##### TEXT #####
- From: Rich Tibbett <richt@opera.com>
- Date: Tue, 22 Nov 2011 16:32:44 +0100
- To: Paul Kinlan <paulkinlan@google.com>
- CC: Charles Pritchard <chuck@jumis.com>, timeless <timeless@gmail.com>, WebIntents <public-web-intents@w3.org>, Greg Billock <gbillock@google.com>
Paul Kinlan wrote:
> We haven't been able to think of a scenario where we want to send data
> and also a port. To me it just doesn't make sense. But we should
> explore the use case with a hypothetical implementation of client and
> service using both models. The example of share is really bad. I
> really really really don't want to get in to passing a channel with a
> url for "share" and "text/uri-list". How is client or service
> supposed to know that either side can handle a channel AND what should
> be shared on it? They can't and there is no need.
My assumption is that there would be a common description of what any
particular Intent action does. You're right there is no expectation in
the provided example that http://webintents.org/share is defined to
allow any messaging channel communication. Any
http://webintents.org/share handler would simply ignore that port2
parameter.
However, another intent could allow subsequent messaging via a channel
after an initial exchange of data. We should explore real use cases for
that. For example, a user invokes a 'http://foo.com/editimage' intent
action with some initial image data and then their web app can apply
real-time filters to the image via the provided messaging channel - as
long as http://foo.com/editimage is defined to work with a messaging
channel in the first place).
>
> The combination of action, type (which is the protocol) and port as
> the data object are more than enough.
>
> Someone mentioned earlier get-temperature as an example:
> var channel = new MessageChannel()
> var i = new Intent('get-temperature',
> "application/octet-stream+myprotocol", channel.port2)
> navigator.startActivity(i);
>
I'm missing how channel.port2 gets propagated to the selected Intent
Handler if it is not designated as a Transferable parameter. If the
_exact_ port2 object is not transferred, then there is no messaging
channel to use in the first place...
#####
YOUR ASSIGNMENT:
Continue the Web Intents email from the point where it stops.
##### SUPPLIED MATERIAL #####
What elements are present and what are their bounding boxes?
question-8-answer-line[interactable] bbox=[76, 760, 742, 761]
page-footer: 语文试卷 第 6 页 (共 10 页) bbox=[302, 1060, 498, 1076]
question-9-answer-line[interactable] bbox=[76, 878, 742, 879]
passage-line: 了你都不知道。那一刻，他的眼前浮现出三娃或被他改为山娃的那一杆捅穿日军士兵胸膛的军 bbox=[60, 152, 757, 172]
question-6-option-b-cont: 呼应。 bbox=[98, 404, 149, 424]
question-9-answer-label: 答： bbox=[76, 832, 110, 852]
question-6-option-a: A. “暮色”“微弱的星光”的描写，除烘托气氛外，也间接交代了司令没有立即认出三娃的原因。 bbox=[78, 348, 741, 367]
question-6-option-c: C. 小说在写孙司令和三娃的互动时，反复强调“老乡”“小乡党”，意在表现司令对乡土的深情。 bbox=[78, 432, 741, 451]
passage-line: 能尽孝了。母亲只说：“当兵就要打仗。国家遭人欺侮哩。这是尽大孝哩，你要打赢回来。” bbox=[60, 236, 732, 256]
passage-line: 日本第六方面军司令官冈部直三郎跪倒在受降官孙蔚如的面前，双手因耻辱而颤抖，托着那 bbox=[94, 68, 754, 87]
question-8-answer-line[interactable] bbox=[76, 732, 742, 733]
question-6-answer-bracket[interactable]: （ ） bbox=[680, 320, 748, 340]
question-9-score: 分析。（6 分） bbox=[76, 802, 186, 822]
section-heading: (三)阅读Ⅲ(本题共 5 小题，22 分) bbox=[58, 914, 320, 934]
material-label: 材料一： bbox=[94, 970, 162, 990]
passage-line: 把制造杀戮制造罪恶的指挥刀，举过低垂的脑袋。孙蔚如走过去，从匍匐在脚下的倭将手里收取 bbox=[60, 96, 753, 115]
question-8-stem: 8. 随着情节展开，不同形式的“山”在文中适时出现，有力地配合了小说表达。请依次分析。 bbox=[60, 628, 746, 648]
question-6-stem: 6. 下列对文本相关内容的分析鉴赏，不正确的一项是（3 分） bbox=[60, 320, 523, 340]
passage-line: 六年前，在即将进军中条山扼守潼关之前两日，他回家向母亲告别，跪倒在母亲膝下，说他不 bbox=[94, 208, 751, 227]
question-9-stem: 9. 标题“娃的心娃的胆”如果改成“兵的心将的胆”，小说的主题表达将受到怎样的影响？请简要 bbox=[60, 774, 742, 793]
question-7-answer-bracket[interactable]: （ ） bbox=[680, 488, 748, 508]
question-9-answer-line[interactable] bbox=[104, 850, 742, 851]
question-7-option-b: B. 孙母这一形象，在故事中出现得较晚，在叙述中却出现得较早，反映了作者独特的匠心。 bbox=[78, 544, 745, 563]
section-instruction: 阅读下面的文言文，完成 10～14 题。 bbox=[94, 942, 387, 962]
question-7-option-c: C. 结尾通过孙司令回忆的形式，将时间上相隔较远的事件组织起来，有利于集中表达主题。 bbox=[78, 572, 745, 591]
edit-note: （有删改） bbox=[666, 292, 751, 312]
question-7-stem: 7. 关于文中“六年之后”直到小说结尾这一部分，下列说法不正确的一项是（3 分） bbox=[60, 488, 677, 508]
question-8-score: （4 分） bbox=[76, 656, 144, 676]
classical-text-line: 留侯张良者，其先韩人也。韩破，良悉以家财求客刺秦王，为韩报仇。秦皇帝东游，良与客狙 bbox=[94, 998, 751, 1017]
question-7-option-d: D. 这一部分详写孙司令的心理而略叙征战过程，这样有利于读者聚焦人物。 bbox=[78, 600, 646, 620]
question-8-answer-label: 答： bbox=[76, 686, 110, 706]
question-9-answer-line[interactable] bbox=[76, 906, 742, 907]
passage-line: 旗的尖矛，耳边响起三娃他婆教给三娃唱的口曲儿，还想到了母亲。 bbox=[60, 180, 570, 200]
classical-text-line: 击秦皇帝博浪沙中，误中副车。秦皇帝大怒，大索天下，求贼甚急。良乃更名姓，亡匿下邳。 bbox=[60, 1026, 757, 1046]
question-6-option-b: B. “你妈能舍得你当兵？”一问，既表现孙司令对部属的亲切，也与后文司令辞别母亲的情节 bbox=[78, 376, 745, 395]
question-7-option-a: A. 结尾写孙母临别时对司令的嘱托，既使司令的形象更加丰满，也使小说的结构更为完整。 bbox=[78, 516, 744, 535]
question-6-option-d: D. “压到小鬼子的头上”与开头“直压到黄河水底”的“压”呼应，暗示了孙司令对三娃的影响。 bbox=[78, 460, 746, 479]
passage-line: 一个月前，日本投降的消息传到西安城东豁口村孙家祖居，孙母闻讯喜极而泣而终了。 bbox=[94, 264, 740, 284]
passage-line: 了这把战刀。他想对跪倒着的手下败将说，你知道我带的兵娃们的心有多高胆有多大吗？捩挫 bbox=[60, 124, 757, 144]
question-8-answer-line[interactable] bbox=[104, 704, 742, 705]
#####
OUTPUT OF THE TASK:
> channel.port1.onmessage = .... do some magic with temperature sensor data ....
...and this will never get called since the Intent Handler has no way to
postMessage on the channel.port2 parameter.
I may be missing a trick here.
>
> The client and service both agree they will be talking over a channel
> given that data type is a MIME type declaration.
>
> P
>
> On Tue, Nov 22, 2011 at 2:47 PM, Rich Tibbett<richt@opera.com> wrote:
>> On Fri, Nov 18, 2011 at 2:42 PM, Charles Pritchard<chuck@jumis.com> wrote:
>>> **
>>> Thanks for exploring this complex use case. This is an edge case, and> I
>>> appreciate you taking the time.
>>>
>>> Here's my understanding:
>>>
>>> The following sends an entangled port through intents. The client can>
>>> then dispatch a Transferable ArrayBuffer.
>>>
>>> var channel = new MessageChannel();
>>>
>>> var intent = new Intent("http://webintents.org/transfer",
>>> "application/octet-stream+myprotocol", channel.port2);
>>> channel.port1.onmessage = function (event) {
>>> if(event.data == "OK")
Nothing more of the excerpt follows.